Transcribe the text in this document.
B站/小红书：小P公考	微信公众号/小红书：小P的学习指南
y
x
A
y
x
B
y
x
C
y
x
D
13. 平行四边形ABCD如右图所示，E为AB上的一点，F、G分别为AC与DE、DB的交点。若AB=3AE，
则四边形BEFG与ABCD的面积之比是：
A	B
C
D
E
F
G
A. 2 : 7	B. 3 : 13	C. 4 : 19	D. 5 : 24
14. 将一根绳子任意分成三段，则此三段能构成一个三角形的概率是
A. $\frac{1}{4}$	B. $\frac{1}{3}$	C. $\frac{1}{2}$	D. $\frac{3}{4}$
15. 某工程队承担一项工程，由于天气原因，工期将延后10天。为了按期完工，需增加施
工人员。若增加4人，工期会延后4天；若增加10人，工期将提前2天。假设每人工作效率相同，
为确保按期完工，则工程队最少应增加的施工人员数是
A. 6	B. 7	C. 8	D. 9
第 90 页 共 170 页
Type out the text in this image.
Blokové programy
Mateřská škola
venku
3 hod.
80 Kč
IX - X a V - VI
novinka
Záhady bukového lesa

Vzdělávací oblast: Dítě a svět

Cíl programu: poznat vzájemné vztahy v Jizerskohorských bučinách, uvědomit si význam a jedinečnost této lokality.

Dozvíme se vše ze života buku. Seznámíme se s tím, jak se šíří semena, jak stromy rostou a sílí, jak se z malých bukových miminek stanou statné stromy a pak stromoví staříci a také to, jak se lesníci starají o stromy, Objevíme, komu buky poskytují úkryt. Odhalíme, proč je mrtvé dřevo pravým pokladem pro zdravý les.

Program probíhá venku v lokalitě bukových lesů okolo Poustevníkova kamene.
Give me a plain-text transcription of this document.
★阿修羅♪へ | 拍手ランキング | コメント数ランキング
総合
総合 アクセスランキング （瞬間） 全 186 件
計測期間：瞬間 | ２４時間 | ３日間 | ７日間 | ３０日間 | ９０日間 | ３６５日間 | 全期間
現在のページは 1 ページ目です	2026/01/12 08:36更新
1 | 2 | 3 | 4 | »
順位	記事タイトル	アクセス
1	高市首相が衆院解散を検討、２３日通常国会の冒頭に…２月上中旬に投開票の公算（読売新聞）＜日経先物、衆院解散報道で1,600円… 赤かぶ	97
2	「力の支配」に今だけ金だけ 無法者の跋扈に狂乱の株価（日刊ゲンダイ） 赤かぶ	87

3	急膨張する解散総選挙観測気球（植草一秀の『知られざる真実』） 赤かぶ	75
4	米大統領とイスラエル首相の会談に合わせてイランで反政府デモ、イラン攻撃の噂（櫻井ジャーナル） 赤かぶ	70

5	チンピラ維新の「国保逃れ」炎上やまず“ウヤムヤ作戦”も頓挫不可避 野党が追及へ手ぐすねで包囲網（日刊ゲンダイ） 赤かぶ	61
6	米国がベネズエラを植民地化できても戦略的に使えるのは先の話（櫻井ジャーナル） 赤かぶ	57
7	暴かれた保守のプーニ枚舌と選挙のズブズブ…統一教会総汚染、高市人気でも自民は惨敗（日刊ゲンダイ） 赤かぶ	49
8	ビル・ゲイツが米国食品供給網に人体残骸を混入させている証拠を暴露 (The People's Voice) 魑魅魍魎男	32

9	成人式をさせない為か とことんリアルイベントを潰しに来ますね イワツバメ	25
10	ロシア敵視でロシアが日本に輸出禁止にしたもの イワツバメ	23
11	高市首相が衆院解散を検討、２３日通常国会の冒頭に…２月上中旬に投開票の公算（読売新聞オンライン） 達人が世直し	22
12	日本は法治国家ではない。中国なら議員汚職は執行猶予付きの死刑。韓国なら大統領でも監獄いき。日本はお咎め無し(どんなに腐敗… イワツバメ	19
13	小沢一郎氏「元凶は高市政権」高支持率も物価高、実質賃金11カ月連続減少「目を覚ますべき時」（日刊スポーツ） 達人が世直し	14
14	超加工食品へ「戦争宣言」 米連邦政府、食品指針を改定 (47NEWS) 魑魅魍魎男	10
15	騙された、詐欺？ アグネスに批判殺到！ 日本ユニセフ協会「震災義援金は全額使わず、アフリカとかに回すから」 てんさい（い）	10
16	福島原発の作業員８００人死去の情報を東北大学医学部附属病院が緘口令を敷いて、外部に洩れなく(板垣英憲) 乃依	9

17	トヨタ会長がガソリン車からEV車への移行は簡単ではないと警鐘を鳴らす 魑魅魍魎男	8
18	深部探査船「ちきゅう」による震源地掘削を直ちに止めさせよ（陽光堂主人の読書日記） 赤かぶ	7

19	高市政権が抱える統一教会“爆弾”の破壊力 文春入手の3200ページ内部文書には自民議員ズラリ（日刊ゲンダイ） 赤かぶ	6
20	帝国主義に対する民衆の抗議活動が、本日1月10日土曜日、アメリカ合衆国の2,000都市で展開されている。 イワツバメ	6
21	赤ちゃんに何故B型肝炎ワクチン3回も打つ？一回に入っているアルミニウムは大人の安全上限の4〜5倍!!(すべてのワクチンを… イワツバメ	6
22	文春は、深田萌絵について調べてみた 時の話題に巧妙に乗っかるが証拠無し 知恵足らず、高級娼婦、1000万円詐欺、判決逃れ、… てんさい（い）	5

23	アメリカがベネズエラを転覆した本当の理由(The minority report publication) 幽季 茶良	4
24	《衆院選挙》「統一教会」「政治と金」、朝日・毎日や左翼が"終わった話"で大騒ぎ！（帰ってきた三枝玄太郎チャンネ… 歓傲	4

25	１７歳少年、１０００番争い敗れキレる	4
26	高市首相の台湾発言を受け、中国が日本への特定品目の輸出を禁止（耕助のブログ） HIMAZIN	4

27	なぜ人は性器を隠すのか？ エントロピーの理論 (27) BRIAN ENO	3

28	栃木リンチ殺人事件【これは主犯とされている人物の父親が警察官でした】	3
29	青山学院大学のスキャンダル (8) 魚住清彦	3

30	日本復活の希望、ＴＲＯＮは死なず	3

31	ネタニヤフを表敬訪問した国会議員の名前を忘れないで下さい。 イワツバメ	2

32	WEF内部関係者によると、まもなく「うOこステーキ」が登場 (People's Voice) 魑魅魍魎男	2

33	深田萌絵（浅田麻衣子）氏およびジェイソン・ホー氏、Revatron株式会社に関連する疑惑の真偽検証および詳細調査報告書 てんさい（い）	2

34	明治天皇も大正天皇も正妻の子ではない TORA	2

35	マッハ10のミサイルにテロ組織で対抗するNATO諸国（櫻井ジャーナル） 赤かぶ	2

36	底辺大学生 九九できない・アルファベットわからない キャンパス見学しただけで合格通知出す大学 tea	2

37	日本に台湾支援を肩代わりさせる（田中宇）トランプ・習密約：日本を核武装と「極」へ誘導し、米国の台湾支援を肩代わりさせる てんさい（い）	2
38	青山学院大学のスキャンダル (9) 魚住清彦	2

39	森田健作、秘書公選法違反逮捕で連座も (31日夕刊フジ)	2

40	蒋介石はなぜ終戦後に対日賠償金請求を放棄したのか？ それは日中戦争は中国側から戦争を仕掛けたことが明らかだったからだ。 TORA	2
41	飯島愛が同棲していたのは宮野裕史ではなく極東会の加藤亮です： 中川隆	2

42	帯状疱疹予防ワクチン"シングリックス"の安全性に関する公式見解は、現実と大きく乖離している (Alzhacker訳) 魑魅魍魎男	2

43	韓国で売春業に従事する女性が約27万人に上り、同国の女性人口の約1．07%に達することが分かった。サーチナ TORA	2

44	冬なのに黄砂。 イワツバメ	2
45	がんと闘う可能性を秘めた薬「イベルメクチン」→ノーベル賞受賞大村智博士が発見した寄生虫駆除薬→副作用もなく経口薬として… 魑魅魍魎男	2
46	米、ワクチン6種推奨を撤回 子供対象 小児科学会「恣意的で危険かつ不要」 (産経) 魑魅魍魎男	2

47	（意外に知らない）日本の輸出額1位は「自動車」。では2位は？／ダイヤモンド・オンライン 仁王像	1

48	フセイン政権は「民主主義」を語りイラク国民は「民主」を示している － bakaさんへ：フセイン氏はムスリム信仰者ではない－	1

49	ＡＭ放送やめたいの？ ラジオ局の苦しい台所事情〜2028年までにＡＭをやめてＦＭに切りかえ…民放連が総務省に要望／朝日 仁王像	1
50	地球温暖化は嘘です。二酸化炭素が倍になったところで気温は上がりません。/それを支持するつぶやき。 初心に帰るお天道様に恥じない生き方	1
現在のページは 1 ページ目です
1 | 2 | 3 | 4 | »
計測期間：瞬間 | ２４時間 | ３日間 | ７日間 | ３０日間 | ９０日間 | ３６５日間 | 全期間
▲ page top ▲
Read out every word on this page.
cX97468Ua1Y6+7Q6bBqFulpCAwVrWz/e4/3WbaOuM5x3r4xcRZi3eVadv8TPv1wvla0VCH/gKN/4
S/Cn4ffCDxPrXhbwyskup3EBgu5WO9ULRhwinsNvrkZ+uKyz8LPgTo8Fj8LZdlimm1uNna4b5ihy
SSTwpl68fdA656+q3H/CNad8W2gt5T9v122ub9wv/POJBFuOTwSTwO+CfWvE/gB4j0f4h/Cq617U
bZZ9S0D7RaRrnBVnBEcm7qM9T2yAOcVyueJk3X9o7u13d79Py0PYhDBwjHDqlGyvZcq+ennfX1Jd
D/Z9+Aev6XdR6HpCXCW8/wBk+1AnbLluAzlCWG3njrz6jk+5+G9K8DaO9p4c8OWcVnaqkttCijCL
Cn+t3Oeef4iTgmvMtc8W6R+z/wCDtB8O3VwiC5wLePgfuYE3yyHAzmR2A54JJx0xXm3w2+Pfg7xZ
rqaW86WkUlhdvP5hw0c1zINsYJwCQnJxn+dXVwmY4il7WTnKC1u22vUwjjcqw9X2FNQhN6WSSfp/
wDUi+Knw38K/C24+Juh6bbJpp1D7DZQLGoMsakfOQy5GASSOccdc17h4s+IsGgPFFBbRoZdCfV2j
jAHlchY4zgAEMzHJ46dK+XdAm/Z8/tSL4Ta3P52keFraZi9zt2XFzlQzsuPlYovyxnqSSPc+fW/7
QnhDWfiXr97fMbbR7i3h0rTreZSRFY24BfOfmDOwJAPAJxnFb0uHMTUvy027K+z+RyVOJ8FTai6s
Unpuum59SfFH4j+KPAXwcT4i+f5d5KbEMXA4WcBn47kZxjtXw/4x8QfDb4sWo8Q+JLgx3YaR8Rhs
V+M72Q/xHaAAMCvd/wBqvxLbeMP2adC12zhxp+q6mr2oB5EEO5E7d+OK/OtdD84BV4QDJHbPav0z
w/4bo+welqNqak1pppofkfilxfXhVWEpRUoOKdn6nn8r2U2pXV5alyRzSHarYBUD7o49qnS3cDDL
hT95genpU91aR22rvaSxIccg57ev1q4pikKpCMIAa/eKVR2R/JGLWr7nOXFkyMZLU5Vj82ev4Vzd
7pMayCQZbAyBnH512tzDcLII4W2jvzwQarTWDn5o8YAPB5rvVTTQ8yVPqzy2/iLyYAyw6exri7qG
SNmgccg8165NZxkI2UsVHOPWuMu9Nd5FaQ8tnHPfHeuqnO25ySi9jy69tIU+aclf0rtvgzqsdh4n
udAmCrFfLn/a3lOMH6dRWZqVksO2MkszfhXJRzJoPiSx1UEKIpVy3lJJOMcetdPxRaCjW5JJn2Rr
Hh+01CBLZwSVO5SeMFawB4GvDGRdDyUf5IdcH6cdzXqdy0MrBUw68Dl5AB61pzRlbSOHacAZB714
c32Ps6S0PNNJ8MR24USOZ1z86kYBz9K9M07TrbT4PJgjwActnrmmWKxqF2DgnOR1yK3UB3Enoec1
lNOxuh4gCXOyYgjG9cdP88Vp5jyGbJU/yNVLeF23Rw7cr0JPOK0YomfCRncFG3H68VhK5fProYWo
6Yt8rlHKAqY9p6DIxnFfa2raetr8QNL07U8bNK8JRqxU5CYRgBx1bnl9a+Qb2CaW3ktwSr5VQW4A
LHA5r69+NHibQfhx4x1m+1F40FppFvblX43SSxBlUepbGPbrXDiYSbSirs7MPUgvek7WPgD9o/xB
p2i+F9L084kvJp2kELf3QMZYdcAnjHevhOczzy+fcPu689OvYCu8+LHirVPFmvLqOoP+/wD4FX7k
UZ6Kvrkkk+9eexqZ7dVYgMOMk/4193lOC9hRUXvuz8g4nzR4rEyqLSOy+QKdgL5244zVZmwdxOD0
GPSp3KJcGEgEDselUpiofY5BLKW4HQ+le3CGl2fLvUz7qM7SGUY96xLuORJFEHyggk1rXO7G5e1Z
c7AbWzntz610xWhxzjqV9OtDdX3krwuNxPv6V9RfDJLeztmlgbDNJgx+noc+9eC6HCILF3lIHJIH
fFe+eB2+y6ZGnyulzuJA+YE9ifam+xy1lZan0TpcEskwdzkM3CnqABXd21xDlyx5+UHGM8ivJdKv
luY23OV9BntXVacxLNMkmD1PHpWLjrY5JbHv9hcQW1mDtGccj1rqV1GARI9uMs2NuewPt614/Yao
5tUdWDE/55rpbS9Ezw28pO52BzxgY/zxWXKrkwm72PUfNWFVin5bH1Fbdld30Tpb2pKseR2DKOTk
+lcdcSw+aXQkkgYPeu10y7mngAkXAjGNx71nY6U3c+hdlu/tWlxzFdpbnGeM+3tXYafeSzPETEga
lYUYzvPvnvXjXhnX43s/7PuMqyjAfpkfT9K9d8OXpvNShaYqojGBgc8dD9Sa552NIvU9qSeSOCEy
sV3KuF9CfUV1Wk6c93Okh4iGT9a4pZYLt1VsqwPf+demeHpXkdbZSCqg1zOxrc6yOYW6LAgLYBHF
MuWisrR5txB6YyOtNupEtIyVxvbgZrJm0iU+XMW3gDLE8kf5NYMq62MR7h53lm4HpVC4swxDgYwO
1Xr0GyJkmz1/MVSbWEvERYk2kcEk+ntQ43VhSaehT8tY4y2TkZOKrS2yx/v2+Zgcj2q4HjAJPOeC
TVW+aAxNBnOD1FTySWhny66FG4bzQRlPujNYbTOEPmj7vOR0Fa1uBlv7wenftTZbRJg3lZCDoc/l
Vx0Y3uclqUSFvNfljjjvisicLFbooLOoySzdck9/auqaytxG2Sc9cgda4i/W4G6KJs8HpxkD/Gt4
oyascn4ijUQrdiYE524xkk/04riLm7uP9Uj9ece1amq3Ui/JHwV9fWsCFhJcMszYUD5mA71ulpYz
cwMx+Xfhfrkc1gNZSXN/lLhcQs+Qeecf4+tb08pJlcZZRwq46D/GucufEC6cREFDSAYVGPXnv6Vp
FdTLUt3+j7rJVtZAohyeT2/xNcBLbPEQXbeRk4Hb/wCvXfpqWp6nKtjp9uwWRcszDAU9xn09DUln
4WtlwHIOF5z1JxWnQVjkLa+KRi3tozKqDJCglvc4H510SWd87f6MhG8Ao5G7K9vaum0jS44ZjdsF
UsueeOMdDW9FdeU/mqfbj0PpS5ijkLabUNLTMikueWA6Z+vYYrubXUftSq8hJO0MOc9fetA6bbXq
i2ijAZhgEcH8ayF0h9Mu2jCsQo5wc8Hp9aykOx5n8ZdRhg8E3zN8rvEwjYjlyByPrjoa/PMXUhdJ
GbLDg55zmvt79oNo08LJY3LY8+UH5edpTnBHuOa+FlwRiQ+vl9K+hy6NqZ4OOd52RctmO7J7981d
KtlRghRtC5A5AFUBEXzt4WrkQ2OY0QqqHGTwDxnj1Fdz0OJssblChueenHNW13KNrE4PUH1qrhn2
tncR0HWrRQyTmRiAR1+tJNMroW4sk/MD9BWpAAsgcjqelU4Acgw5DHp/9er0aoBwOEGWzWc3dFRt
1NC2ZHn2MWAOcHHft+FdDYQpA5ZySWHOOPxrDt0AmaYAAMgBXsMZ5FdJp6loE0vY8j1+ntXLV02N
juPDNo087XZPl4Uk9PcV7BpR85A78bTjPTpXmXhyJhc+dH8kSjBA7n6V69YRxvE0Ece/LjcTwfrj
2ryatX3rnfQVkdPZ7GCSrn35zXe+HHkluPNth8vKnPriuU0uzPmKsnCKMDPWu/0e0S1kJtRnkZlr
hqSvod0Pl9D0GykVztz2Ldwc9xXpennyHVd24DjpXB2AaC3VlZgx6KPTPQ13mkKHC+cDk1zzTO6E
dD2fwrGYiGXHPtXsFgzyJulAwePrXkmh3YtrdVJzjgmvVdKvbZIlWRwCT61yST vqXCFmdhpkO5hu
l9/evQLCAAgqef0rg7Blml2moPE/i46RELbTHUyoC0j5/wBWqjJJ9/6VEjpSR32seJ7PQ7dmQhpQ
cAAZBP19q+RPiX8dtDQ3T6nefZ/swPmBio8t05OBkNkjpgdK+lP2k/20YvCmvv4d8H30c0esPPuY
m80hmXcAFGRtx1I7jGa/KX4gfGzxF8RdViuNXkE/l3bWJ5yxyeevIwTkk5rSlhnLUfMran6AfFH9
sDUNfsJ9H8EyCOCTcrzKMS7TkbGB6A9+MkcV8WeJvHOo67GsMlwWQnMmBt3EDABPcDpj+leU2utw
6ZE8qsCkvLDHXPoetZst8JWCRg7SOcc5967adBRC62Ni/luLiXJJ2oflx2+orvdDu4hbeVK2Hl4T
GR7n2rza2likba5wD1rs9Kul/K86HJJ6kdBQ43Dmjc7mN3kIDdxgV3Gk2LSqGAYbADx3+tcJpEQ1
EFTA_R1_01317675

────────────────────

- PROBLEM TO WORK ON -
Looking at the records above, work out how many lines include the word "TORA", then give that number by itself.

- SOLUTION FOR THIS TASK -
3